→ **Exercise prompt**:
Copy all records verbatim.
>>>>
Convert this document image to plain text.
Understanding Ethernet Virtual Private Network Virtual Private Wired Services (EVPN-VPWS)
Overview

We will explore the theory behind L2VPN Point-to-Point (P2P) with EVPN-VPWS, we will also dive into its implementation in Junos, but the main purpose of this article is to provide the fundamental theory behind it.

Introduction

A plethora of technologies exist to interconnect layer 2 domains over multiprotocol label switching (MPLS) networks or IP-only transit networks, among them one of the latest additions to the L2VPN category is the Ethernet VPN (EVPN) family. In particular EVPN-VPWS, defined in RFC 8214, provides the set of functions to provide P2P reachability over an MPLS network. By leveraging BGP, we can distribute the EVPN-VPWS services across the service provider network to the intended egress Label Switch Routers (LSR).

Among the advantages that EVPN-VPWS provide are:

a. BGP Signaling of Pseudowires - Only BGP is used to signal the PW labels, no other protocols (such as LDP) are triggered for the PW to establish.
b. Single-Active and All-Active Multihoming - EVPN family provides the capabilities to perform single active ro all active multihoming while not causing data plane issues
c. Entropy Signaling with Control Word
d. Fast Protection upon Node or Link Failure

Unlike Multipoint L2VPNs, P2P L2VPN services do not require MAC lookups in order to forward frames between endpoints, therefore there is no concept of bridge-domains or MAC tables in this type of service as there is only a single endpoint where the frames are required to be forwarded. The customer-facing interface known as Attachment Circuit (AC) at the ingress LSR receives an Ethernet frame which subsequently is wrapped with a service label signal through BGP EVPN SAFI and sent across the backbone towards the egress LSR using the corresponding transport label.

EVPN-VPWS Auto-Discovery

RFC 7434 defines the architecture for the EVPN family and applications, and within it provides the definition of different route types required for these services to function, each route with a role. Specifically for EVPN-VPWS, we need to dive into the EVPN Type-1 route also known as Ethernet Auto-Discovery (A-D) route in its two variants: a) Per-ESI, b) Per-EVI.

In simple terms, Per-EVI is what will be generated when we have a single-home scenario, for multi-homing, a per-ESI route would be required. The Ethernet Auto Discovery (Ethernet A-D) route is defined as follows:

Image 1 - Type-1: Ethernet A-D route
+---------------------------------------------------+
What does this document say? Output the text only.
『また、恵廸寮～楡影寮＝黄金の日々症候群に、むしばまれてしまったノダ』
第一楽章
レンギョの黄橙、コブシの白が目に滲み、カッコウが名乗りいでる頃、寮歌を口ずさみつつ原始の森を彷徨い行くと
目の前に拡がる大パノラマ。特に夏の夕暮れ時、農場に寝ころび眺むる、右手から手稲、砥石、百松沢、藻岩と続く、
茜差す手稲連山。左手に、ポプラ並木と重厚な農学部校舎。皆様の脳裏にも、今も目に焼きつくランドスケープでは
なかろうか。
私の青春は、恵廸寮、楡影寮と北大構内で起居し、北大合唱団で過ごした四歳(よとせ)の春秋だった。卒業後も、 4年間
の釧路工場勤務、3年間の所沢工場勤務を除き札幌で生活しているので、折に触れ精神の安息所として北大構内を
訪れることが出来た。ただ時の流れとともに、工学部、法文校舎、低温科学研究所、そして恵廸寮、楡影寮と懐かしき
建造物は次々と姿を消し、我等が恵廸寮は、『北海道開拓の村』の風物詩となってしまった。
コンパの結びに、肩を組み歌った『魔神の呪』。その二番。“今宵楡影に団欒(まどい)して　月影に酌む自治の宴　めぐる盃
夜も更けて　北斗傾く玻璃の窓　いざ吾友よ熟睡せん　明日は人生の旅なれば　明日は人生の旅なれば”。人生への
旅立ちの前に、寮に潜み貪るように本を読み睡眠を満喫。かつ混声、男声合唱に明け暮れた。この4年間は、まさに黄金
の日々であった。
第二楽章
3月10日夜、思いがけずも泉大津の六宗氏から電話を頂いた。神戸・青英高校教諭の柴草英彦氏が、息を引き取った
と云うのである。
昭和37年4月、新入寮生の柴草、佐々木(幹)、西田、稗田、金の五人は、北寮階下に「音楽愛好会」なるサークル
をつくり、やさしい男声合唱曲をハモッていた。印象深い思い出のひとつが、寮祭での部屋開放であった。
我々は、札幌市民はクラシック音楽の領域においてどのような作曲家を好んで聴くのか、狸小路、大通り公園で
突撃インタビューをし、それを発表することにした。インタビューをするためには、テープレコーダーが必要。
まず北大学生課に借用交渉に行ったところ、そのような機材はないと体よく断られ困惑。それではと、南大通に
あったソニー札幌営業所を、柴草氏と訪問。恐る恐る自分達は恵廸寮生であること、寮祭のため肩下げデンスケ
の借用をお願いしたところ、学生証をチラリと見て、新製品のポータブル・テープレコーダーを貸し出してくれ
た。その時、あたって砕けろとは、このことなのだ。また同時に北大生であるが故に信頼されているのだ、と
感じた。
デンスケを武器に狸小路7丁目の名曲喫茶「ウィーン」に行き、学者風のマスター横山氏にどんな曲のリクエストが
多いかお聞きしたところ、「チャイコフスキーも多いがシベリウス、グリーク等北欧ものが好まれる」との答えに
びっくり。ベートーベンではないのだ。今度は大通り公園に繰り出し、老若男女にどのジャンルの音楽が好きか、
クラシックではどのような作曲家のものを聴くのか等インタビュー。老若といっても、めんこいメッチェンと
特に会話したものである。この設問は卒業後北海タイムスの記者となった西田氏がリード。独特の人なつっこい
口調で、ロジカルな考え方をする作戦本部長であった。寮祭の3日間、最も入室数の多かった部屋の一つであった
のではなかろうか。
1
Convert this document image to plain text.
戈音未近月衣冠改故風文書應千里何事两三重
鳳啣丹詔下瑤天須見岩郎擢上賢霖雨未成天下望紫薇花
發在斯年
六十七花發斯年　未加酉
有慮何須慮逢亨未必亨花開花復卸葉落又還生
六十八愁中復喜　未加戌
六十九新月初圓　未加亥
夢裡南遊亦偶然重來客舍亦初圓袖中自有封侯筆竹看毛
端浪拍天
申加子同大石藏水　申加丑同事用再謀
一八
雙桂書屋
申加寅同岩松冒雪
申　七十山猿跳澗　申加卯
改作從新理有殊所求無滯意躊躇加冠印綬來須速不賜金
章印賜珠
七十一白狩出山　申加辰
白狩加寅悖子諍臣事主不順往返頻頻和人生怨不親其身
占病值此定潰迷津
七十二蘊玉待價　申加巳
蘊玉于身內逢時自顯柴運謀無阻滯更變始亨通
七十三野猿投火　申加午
<<<<
→ **Complete output**:
Convert this document image to plain text.
Understanding Ethernet Virtual Private Network Virtual Private Wired Services (EVPN-VPWS)
Overview

We will explore the theory behind L2VPN Point-to-Point (P2P) with EVPN-VPWS, we will also dive into its implementation in Junos, but the main purpose of this article is to provide the fundamental theory behind it.

Introduction

A plethora of technologies exist to interconnect layer 2 domains over multiprotocol label switching (MPLS) networks or IP-only transit networks, among them one of the latest additions to the L2VPN category is the Ethernet VPN (EVPN) family. In particular EVPN-VPWS, defined in RFC 8214, provides the set of functions to provide P2P reachability over an MPLS network. By leveraging BGP, we can distribute the EVPN-VPWS services across the service provider network to the intended egress Label Switch Routers (LSR).

Among the advantages that EVPN-VPWS provide are:

a. BGP Signaling of Pseudowires - Only BGP is used to signal the PW labels, no other protocols (such as LDP) are triggered for the PW to establish.
b. Single-Active and All-Active Multihoming - EVPN family provides the capabilities to perform single active ro all active multihoming while not causing data plane issues
c. Entropy Signaling with Control Word
d. Fast Protection upon Node or Link Failure

Unlike Multipoint L2VPNs, P2P L2VPN services do not require MAC lookups in order to forward frames between endpoints, therefore there is no concept of bridge-domains or MAC tables in this type of service as there is only a single endpoint where the frames are required to be forwarded. The customer-facing interface known as Attachment Circuit (AC) at the ingress LSR receives an Ethernet frame which subsequently is wrapped with a service label signal through BGP EVPN SAFI and sent across the backbone towards the egress LSR using the corresponding transport label.

EVPN-VPWS Auto-Discovery

RFC 7434 defines the architecture for the EVPN family and applications, and within it provides the definition of different route types required for these services to function, each route with a role. Specifically for EVPN-VPWS, we need to dive into the EVPN Type-1 route also known as Ethernet Auto-Discovery (A-D) route in its two variants: a) Per-ESI, b) Per-EVI.

In simple terms, Per-EVI is what will be generated when we have a single-home scenario, for multi-homing, a per-ESI route would be required. The Ethernet Auto Discovery (Ethernet A-D) route is defined as follows:

Image 1 - Type-1: Ethernet A-D route
+---------------------------------------------------+
What does this document say? Output the text only.
『また、恵廸寮～楡影寮＝黄金の日々症候群に、むしばまれてしまったノダ』
第一楽章
レンギョの黄橙、コブシの白が目に滲み、カッコウが名乗りいでる頃、寮歌を口ずさみつつ原始の森を彷徨い行くと
目の前に拡がる大パノラマ。特に夏の夕暮れ時、農場に寝ころび眺むる、右手から手稲、砥石、百松沢、藻岩と続く、
茜差す手稲連山。左手に、ポプラ並木と重厚な農学部校舎。皆様の脳裏にも、今も目に焼きつくランドスケープでは
なかろうか。
私の青春は、恵廸寮、楡影寮と北大構内で起居し、北大合唱団で過ごした四歳(よとせ)の春秋だった。卒業後も、 4年間
の釧路工場勤務、3年間の所沢工場勤務を除き札幌で生活しているので、折に触れ精神の安息所として北大構内を
訪れることが出来た。ただ時の流れとともに、工学部、法文校舎、低温科学研究所、そして恵廸寮、楡影寮と懐かしき
建造物は次々と姿を消し、我等が恵廸寮は、『北海道開拓の村』の風物詩となってしまった。
コンパの結びに、肩を組み歌った『魔神の呪』。その二番。“今宵楡影に団欒(まどい)して　月影に酌む自治の宴　めぐる盃
夜も更けて　北斗傾く玻璃の窓　いざ吾友よ熟睡せん　明日は人生の旅なれば　明日は人生の旅なれば”。人生への
旅立ちの前に、寮に潜み貪るように本を読み睡眠を満喫。かつ混声、男声合唱に明け暮れた。この4年間は、まさに黄金
の日々であった。
第二楽章
3月10日夜、思いがけずも泉大津の六宗氏から電話を頂いた。神戸・青英高校教諭の柴草英彦氏が、息を引き取った
と云うのである。
昭和37年4月、新入寮生の柴草、佐々木(幹)、西田、稗田、金の五人は、北寮階下に「音楽愛好会」なるサークル
をつくり、やさしい男声合唱曲をハモッていた。印象深い思い出のひとつが、寮祭での部屋開放であった。
我々は、札幌市民はクラシック音楽の領域においてどのような作曲家を好んで聴くのか、狸小路、大通り公園で
突撃インタビューをし、それを発表することにした。インタビューをするためには、テープレコーダーが必要。
まず北大学生課に借用交渉に行ったところ、そのような機材はないと体よく断られ困惑。それではと、南大通に
あったソニー札幌営業所を、柴草氏と訪問。恐る恐る自分達は恵廸寮生であること、寮祭のため肩下げデンスケ
の借用をお願いしたところ、学生証をチラリと見て、新製品のポータブル・テープレコーダーを貸し出してくれ
た。その時、あたって砕けろとは、このことなのだ。また同時に北大生であるが故に信頼されているのだ、と
感じた。
デンスケを武器に狸小路7丁目の名曲喫茶「ウィーン」に行き、学者風のマスター横山氏にどんな曲のリクエストが
多いかお聞きしたところ、「チャイコフスキーも多いがシベリウス、グリーク等北欧ものが好まれる」との答えに
びっくり。ベートーベンではないのだ。今度は大通り公園に繰り出し、老若男女にどのジャンルの音楽が好きか、
クラシックではどのような作曲家のものを聴くのか等インタビュー。老若といっても、めんこいメッチェンと
特に会話したものである。この設問は卒業後北海タイムスの記者となった西田氏がリード。独特の人なつっこい
口調で、ロジカルな考え方をする作戦本部長であった。寮祭の3日間、最も入室数の多かった部屋の一つであった
のではなかろうか。
1
Convert this document image to plain text.
戈音未近月衣冠改故風文書應千里何事两三重
鳳啣丹詔下瑤天須見岩郎擢上賢霖雨未成天下望紫薇花
發在斯年
六十七花發斯年　未加酉
有慮何須慮逢亨未必亨花開花復卸葉落又還生
六十八愁中復喜　未加戌
六十九新月初圓　未加亥
夢裡南遊亦偶然重來客舍亦初圓袖中自有封侯筆竹看毛
端浪拍天
申加子同大石藏水　申加丑同事用再謀
一八
雙桂書屋
申加寅同岩松冒雪
申　七十山猿跳澗　申加卯
改作從新理有殊所求無滯意躊躇加冠印綬來須速不賜金
章印賜珠
七十一白狩出山　申加辰
白狩加寅悖子諍臣事主不順往返頻頻和人生怨不親其身
占病值此定潰迷津
七十二蘊玉待價　申加巳
蘊玉于身內逢時自顯柴運謀無阻滯更變始亨通
七十三野猿投火　申加午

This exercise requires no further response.